_Set task_
Track down every line below that holds "JSON" and copy it.

_Supplied material_

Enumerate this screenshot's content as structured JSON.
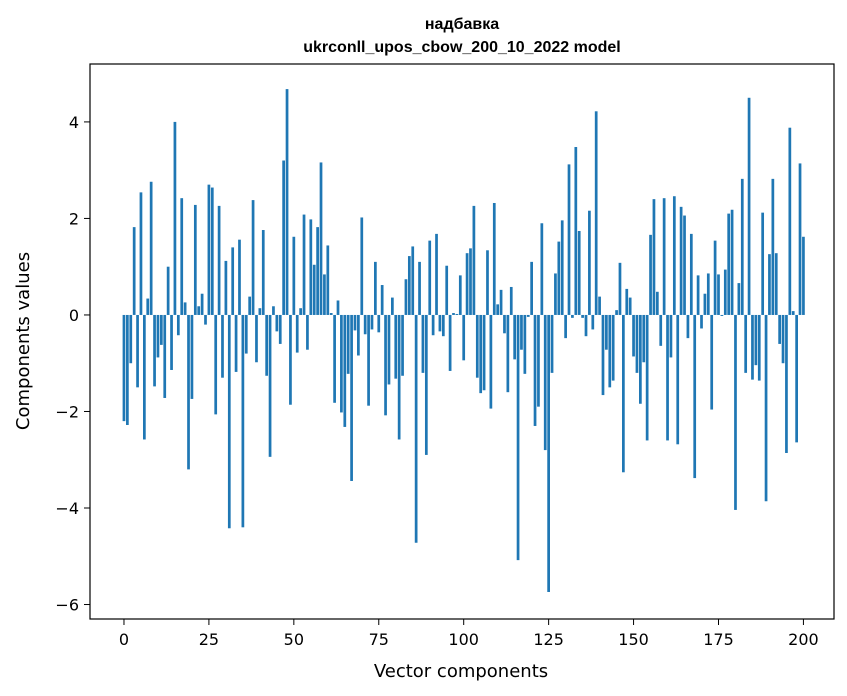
{
  "chart_data": {
    "type": "bar",
    "title_line1": "надбавка",
    "title_line2": "ukrconll_upos_cbow_200_10_2022 model",
    "xlabel": "Vector components",
    "ylabel": "Components values",
    "xlim": [
      -10,
      209
    ],
    "ylim": [
      -6.3,
      5.2
    ],
    "xticks": [
      0,
      25,
      50,
      75,
      100,
      125,
      150,
      175,
      200
    ],
    "yticks": [
      -6,
      -4,
      -2,
      0,
      2,
      4
    ],
    "ytick_labels": [
      "−6",
      "−4",
      "−2",
      "0",
      "2",
      "4"
    ],
    "bar_color": "#1f77b4",
    "grid": false,
    "values": [
      -2.2,
      -2.28,
      -1.0,
      1.82,
      -1.5,
      2.54,
      -2.58,
      0.34,
      2.76,
      -1.48,
      -0.88,
      -0.62,
      -1.72,
      1.0,
      -1.14,
      4.0,
      -0.42,
      2.42,
      0.26,
      -3.2,
      -1.74,
      2.28,
      0.18,
      0.44,
      -0.2,
      2.7,
      2.64,
      -2.06,
      2.26,
      -1.3,
      1.12,
      -4.42,
      1.4,
      -1.18,
      1.56,
      -4.4,
      -0.8,
      0.38,
      2.38,
      -0.98,
      0.14,
      1.76,
      -1.26,
      -2.94,
      0.18,
      -0.34,
      -0.6,
      3.2,
      4.68,
      -1.86,
      1.62,
      -0.78,
      0.14,
      2.08,
      -0.72,
      1.98,
      1.04,
      1.82,
      3.16,
      0.84,
      1.44,
      0.04,
      -1.82,
      0.3,
      -2.02,
      -2.32,
      -1.22,
      -3.44,
      -0.32,
      -0.84,
      2.02,
      -0.4,
      -1.88,
      -0.3,
      1.1,
      -0.36,
      0.62,
      -2.08,
      -1.44,
      0.36,
      -1.32,
      -2.58,
      -1.26,
      0.74,
      1.22,
      1.42,
      -4.72,
      1.1,
      -1.2,
      -2.9,
      1.54,
      -0.42,
      1.68,
      -0.34,
      -0.44,
      1.02,
      -1.16,
      0.04,
      0.02,
      0.82,
      -0.94,
      1.28,
      1.38,
      2.26,
      -1.3,
      -1.62,
      -1.56,
      1.34,
      -1.94,
      2.32,
      0.22,
      0.52,
      -0.38,
      -1.6,
      0.58,
      -0.92,
      -5.08,
      -0.72,
      -1.22,
      -0.04,
      1.1,
      -2.3,
      -1.9,
      1.9,
      -2.8,
      -5.74,
      -1.2,
      0.86,
      1.52,
      1.96,
      -0.48,
      3.12,
      -0.06,
      3.48,
      1.74,
      -0.06,
      -0.44,
      2.16,
      -0.3,
      4.22,
      0.38,
      -1.66,
      -0.72,
      -1.5,
      -1.36,
      0.1,
      1.08,
      -3.26,
      0.54,
      0.36,
      -0.86,
      -1.2,
      -1.84,
      -0.98,
      -2.6,
      1.66,
      2.4,
      0.48,
      -0.64,
      2.42,
      -2.6,
      -0.88,
      2.46,
      -2.68,
      2.24,
      2.06,
      -0.48,
      1.68,
      -3.38,
      0.82,
      -0.28,
      0.44,
      0.86,
      -1.96,
      1.54,
      0.84,
      -0.02,
      0.94,
      2.1,
      2.18,
      -4.04,
      0.66,
      2.82,
      -1.2,
      4.5,
      -1.34,
      -1.04,
      -1.36,
      2.12,
      -3.86,
      1.26,
      2.82,
      1.28,
      -0.6,
      -1.0,
      -2.86,
      3.88,
      0.08,
      -2.64,
      3.14,
      1.62
    ]
  }
}
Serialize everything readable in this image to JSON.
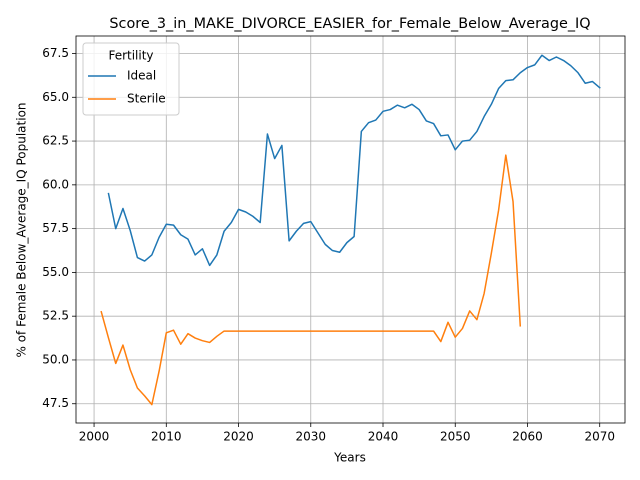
{
  "chart_data": {
    "type": "line",
    "title": "Score_3_in_MAKE_DIVORCE_EASIER_for_Female_Below_Average_IQ",
    "xlabel": "Years",
    "ylabel": "% of Female Below_Average_IQ Population",
    "xlim": [
      1997.5,
      2073.5
    ],
    "ylim": [
      46.4,
      68.5
    ],
    "xticks": [
      2000,
      2010,
      2020,
      2030,
      2040,
      2050,
      2060,
      2070
    ],
    "yticks": [
      47.5,
      50.0,
      52.5,
      55.0,
      57.5,
      60.0,
      62.5,
      65.0,
      67.5
    ],
    "xtick_labels": [
      "2000",
      "2010",
      "2020",
      "2030",
      "2040",
      "2050",
      "2060",
      "2070"
    ],
    "ytick_labels": [
      "47.5",
      "50.0",
      "52.5",
      "55.0",
      "57.5",
      "60.0",
      "62.5",
      "65.0",
      "67.5"
    ],
    "grid": true,
    "legend": {
      "title": "Fertility",
      "position": "top-left"
    },
    "series": [
      {
        "name": "Ideal",
        "color": "#1f77b4",
        "x": [
          2002,
          2003,
          2004,
          2005,
          2006,
          2007,
          2008,
          2009,
          2010,
          2011,
          2012,
          2013,
          2014,
          2015,
          2016,
          2017,
          2018,
          2019,
          2020,
          2021,
          2022,
          2023,
          2024,
          2025,
          2026,
          2027,
          2028,
          2029,
          2030,
          2031,
          2032,
          2033,
          2034,
          2035,
          2036,
          2037,
          2038,
          2039,
          2040,
          2041,
          2042,
          2043,
          2044,
          2045,
          2046,
          2047,
          2048,
          2049,
          2050,
          2051,
          2052,
          2053,
          2054,
          2055,
          2056,
          2057,
          2058,
          2059,
          2060,
          2061,
          2062,
          2063,
          2064,
          2065,
          2066,
          2067,
          2068,
          2069,
          2070
        ],
        "values": [
          59.5,
          57.5,
          58.65,
          57.4,
          55.85,
          55.65,
          56.0,
          57.0,
          57.75,
          57.7,
          57.15,
          56.9,
          56.0,
          56.35,
          55.4,
          56.0,
          57.35,
          57.85,
          58.6,
          58.45,
          58.2,
          57.85,
          62.9,
          61.5,
          62.25,
          56.8,
          57.35,
          57.8,
          57.9,
          57.25,
          56.6,
          56.25,
          56.15,
          56.7,
          57.05,
          63.05,
          63.55,
          63.7,
          64.2,
          64.3,
          64.55,
          64.4,
          64.6,
          64.3,
          63.65,
          63.5,
          62.8,
          62.85,
          62.0,
          62.5,
          62.55,
          63.05,
          63.9,
          64.6,
          65.5,
          65.95,
          66.0,
          66.4,
          66.7,
          66.85,
          67.4,
          67.1,
          67.3,
          67.1,
          66.8,
          66.4,
          65.8,
          65.9,
          65.55
        ]
      },
      {
        "name": "Sterile",
        "color": "#ff7f0e",
        "x": [
          2001,
          2002,
          2003,
          2004,
          2005,
          2006,
          2007,
          2008,
          2009,
          2010,
          2011,
          2012,
          2013,
          2014,
          2015,
          2016,
          2017,
          2018,
          2019,
          2020,
          2021,
          2022,
          2023,
          2024,
          2025,
          2026,
          2027,
          2028,
          2029,
          2030,
          2031,
          2032,
          2033,
          2034,
          2035,
          2036,
          2037,
          2038,
          2039,
          2040,
          2041,
          2042,
          2043,
          2044,
          2045,
          2046,
          2047,
          2048,
          2049,
          2050,
          2051,
          2052,
          2053,
          2054,
          2055,
          2056,
          2057,
          2058,
          2059
        ],
        "values": [
          52.75,
          51.25,
          49.8,
          50.85,
          49.45,
          48.4,
          47.95,
          47.45,
          49.35,
          51.55,
          51.7,
          50.9,
          51.5,
          51.25,
          51.1,
          51.0,
          51.35,
          51.65,
          51.65,
          51.65,
          51.65,
          51.65,
          51.65,
          51.65,
          51.65,
          51.65,
          51.65,
          51.65,
          51.65,
          51.65,
          51.65,
          51.65,
          51.65,
          51.65,
          51.65,
          51.65,
          51.65,
          51.65,
          51.65,
          51.65,
          51.65,
          51.65,
          51.65,
          51.65,
          51.65,
          51.65,
          51.65,
          51.05,
          52.15,
          51.3,
          51.8,
          52.8,
          52.3,
          53.8,
          56.1,
          58.55,
          61.7,
          59.05,
          51.95
        ]
      }
    ]
  }
}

_The answer_
Enumerate this screenshot's content as structured JSON.
Serialize everything readable in this image to JSON.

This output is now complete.